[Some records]

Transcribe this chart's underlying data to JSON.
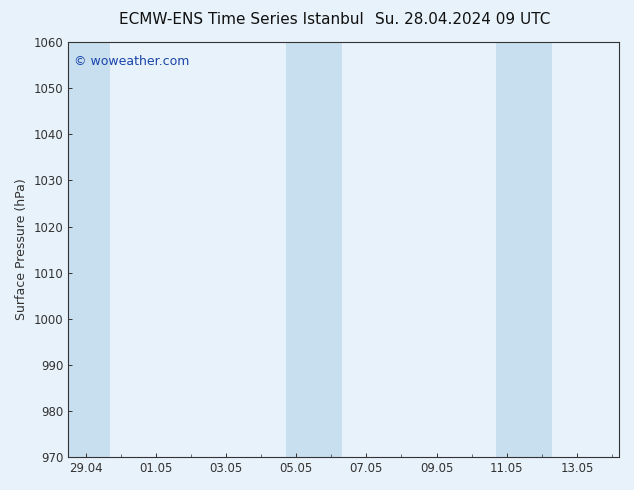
{
  "title_left": "ECMW-ENS Time Series Istanbul",
  "title_right": "Su. 28.04.2024 09 UTC",
  "ylabel": "Surface Pressure (hPa)",
  "ylim": [
    970,
    1060
  ],
  "yticks": [
    970,
    980,
    990,
    1000,
    1010,
    1020,
    1030,
    1040,
    1050,
    1060
  ],
  "xtick_labels": [
    "29.04",
    "01.05",
    "03.05",
    "05.05",
    "07.05",
    "09.05",
    "11.05",
    "13.05"
  ],
  "xtick_positions": [
    0,
    2,
    4,
    6,
    8,
    10,
    12,
    14
  ],
  "xlim": [
    -0.5,
    15.2
  ],
  "bg_color": "#e8f2fa",
  "plot_bg_color": "#e8f2fa",
  "shaded_bands": [
    {
      "x_start": -0.5,
      "x_end": 0.7
    },
    {
      "x_start": 5.7,
      "x_end": 7.3
    },
    {
      "x_start": 11.7,
      "x_end": 13.3
    }
  ],
  "shaded_color": "#c8dff0",
  "watermark_text": "© woweather.com",
  "watermark_color": "#1a44aa",
  "title_fontsize": 11,
  "tick_label_fontsize": 8.5,
  "ylabel_fontsize": 9,
  "watermark_fontsize": 9,
  "tick_color": "#333333",
  "spine_color": "#333333",
  "title_color": "#111111"
}
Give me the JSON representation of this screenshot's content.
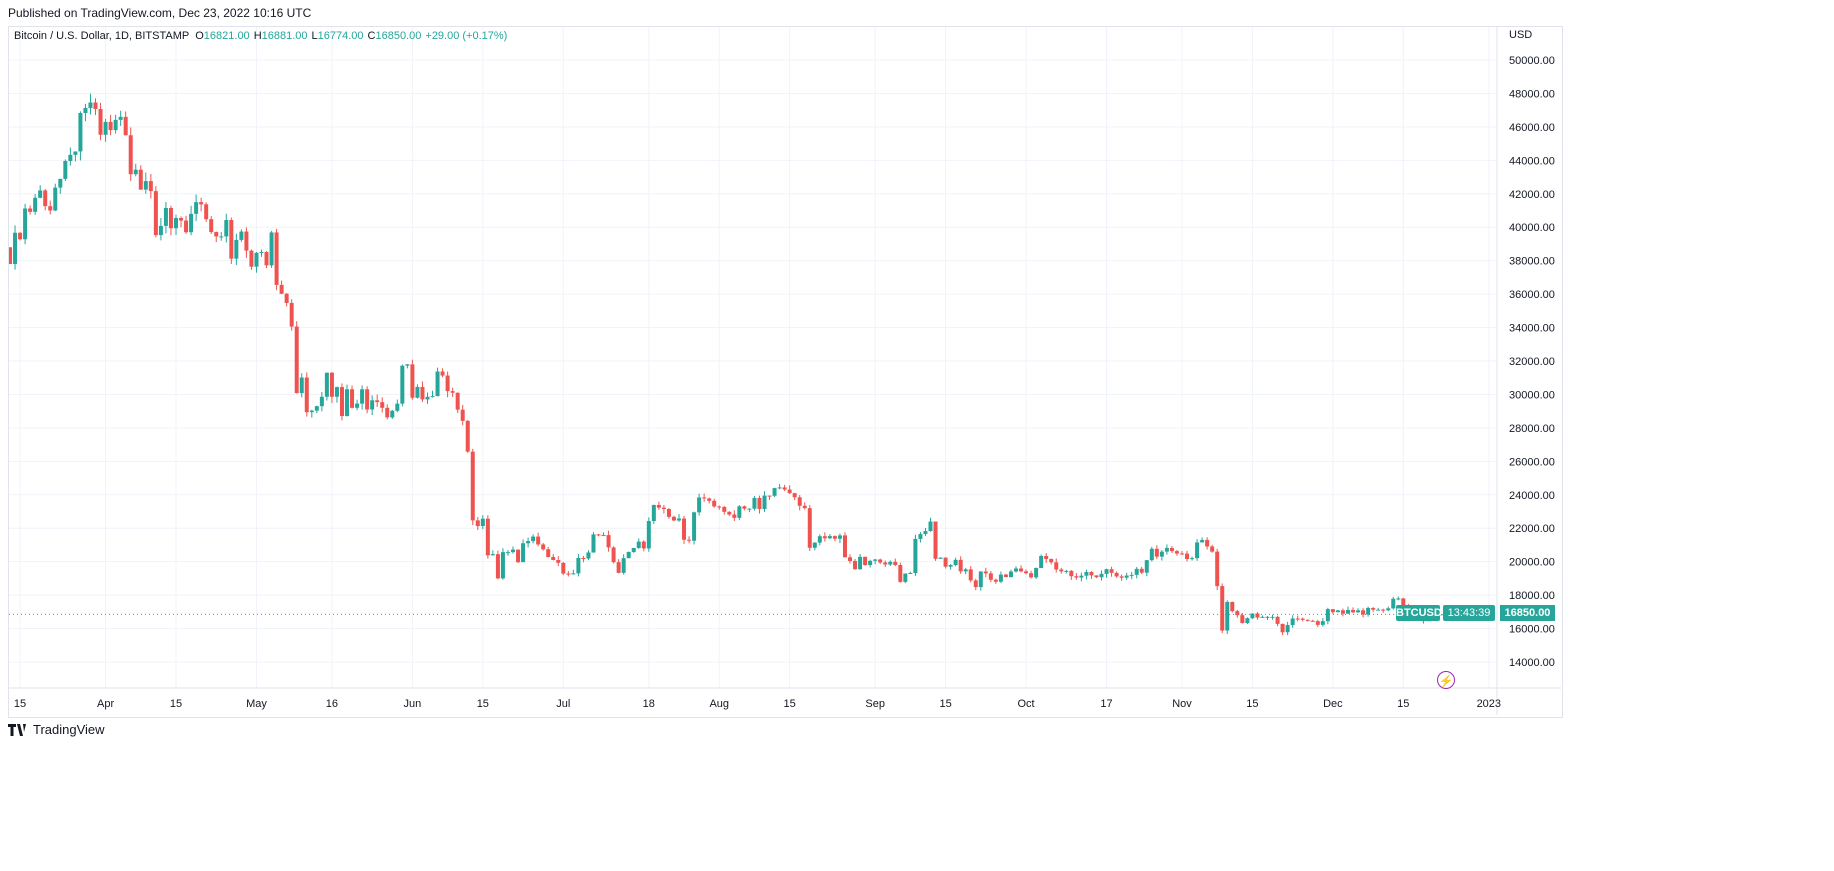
{
  "published": "Published on TradingView.com, Dec 23, 2022 10:16 UTC",
  "legend": {
    "symbol": "Bitcoin / U.S. Dollar, 1D, BITSTAMP",
    "open_label": "O",
    "open": "16821.00",
    "high_label": "H",
    "high": "16881.00",
    "low_label": "L",
    "low": "16774.00",
    "close_label": "C",
    "close": "16850.00",
    "change": "+29.00 (+0.17%)"
  },
  "price_axis": {
    "currency": "USD"
  },
  "last_price": {
    "ticker": "BTCUSD",
    "price": "16850.00",
    "countdown": "13:43:39"
  },
  "footer": {
    "brand": "TradingView"
  },
  "colors": {
    "up": "#26a69a",
    "down": "#ef5350",
    "grid": "#f0f3fa",
    "accent": "#9c27b0"
  },
  "chart_data": {
    "type": "candlestick",
    "title": "Bitcoin / U.S. Dollar, 1D, BITSTAMP",
    "start_date": "2022-03-13",
    "first_open": 38800,
    "ylim": [
      13000,
      51500
    ],
    "yticks": [
      "14000.00",
      "16000.00",
      "18000.00",
      "20000.00",
      "22000.00",
      "24000.00",
      "26000.00",
      "28000.00",
      "30000.00",
      "32000.00",
      "34000.00",
      "36000.00",
      "38000.00",
      "40000.00",
      "42000.00",
      "44000.00",
      "46000.00",
      "48000.00",
      "50000.00"
    ],
    "xticks": [
      {
        "day": 2,
        "label": "15"
      },
      {
        "day": 19,
        "label": "Apr"
      },
      {
        "day": 33,
        "label": "15"
      },
      {
        "day": 49,
        "label": "May"
      },
      {
        "day": 64,
        "label": "16"
      },
      {
        "day": 80,
        "label": "Jun"
      },
      {
        "day": 94,
        "label": "15"
      },
      {
        "day": 110,
        "label": "Jul"
      },
      {
        "day": 127,
        "label": "18"
      },
      {
        "day": 141,
        "label": "Aug"
      },
      {
        "day": 155,
        "label": "15"
      },
      {
        "day": 172,
        "label": "Sep"
      },
      {
        "day": 186,
        "label": "15"
      },
      {
        "day": 202,
        "label": "Oct"
      },
      {
        "day": 218,
        "label": "17"
      },
      {
        "day": 233,
        "label": "Nov"
      },
      {
        "day": 247,
        "label": "15"
      },
      {
        "day": 263,
        "label": "Dec"
      },
      {
        "day": 277,
        "label": "15"
      },
      {
        "day": 294,
        "label": "2023"
      }
    ],
    "closes": [
      37800,
      39670,
      39280,
      41120,
      40920,
      41760,
      42200,
      41260,
      41000,
      42370,
      42890,
      43960,
      44330,
      44530,
      46830,
      47130,
      47460,
      47070,
      45530,
      46300,
      45810,
      46420,
      46600,
      45500,
      43170,
      43440,
      42250,
      42760,
      42160,
      39530,
      40080,
      41150,
      39940,
      40550,
      40400,
      39700,
      40800,
      41500,
      41370,
      40480,
      39710,
      39450,
      39450,
      40430,
      38120,
      39240,
      39740,
      38600,
      37640,
      38470,
      38520,
      37720,
      39690,
      36550,
      36020,
      35470,
      34060,
      30080,
      31010,
      28940,
      29030,
      29300,
      29860,
      31300,
      29860,
      30440,
      28710,
      30310,
      29200,
      29450,
      30310,
      29100,
      29650,
      29540,
      29200,
      28630,
      29020,
      29450,
      31720,
      31800,
      29800,
      30450,
      29700,
      29860,
      29900,
      31370,
      31130,
      30200,
      30100,
      29090,
      28420,
      26580,
      22470,
      22130,
      22570,
      20380,
      20450,
      19000,
      20570,
      20570,
      20720,
      19970,
      21100,
      21230,
      21500,
      21030,
      20740,
      20280,
      20100,
      19930,
      19290,
      19260,
      19300,
      20220,
      20190,
      20550,
      21630,
      21590,
      21590,
      20850,
      19970,
      19330,
      20210,
      20580,
      20820,
      21200,
      20790,
      22430,
      23390,
      23230,
      23150,
      22680,
      22460,
      22580,
      21310,
      21250,
      22950,
      23840,
      23780,
      23640,
      23300,
      23270,
      22980,
      22820,
      22620,
      23310,
      23170,
      23170,
      23810,
      23150,
      23950,
      23940,
      24400,
      24440,
      24310,
      24100,
      23850,
      23340,
      23200,
      20830,
      21140,
      21520,
      21400,
      21530,
      21370,
      21570,
      20260,
      20040,
      19550,
      20290,
      19800,
      20050,
      20130,
      19950,
      19830,
      19990,
      19800,
      18790,
      19290,
      19320,
      21360,
      21650,
      21830,
      22400,
      20170,
      20240,
      19700,
      19800,
      20110,
      19420,
      19540,
      18880,
      18480,
      19410,
      19300,
      18920,
      18800,
      19230,
      19080,
      19410,
      19590,
      19420,
      19310,
      19060,
      19620,
      20340,
      20160,
      19960,
      19530,
      19420,
      19450,
      19130,
      19050,
      19160,
      19380,
      19180,
      19070,
      19270,
      19550,
      19330,
      19120,
      19040,
      19170,
      19210,
      19570,
      19340,
      20090,
      20770,
      20300,
      20600,
      20820,
      20630,
      20490,
      20480,
      20160,
      20210,
      21150,
      21300,
      20910,
      20600,
      18540,
      15880,
      17590,
      17040,
      16800,
      16330,
      16620,
      16900,
      16660,
      16700,
      16700,
      16700,
      16280,
      15780,
      16210,
      16600,
      16590,
      16520,
      16460,
      16440,
      16220,
      16440,
      17160,
      16980,
      17090,
      16890,
      17110,
      16970,
      17090,
      16840,
      17230,
      17130,
      17130,
      17090,
      17210,
      17780,
      17800,
      17360,
      16630,
      16780,
      16740,
      16440,
      16900,
      16820,
      16821,
      16850
    ],
    "last_candle": {
      "open": 16821,
      "high": 16881,
      "low": 16774,
      "close": 16850
    }
  }
}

Problem: Among the entries above, how many lines hold the string "Bitcoin"? Give the number by itself.

Exercise answer: 2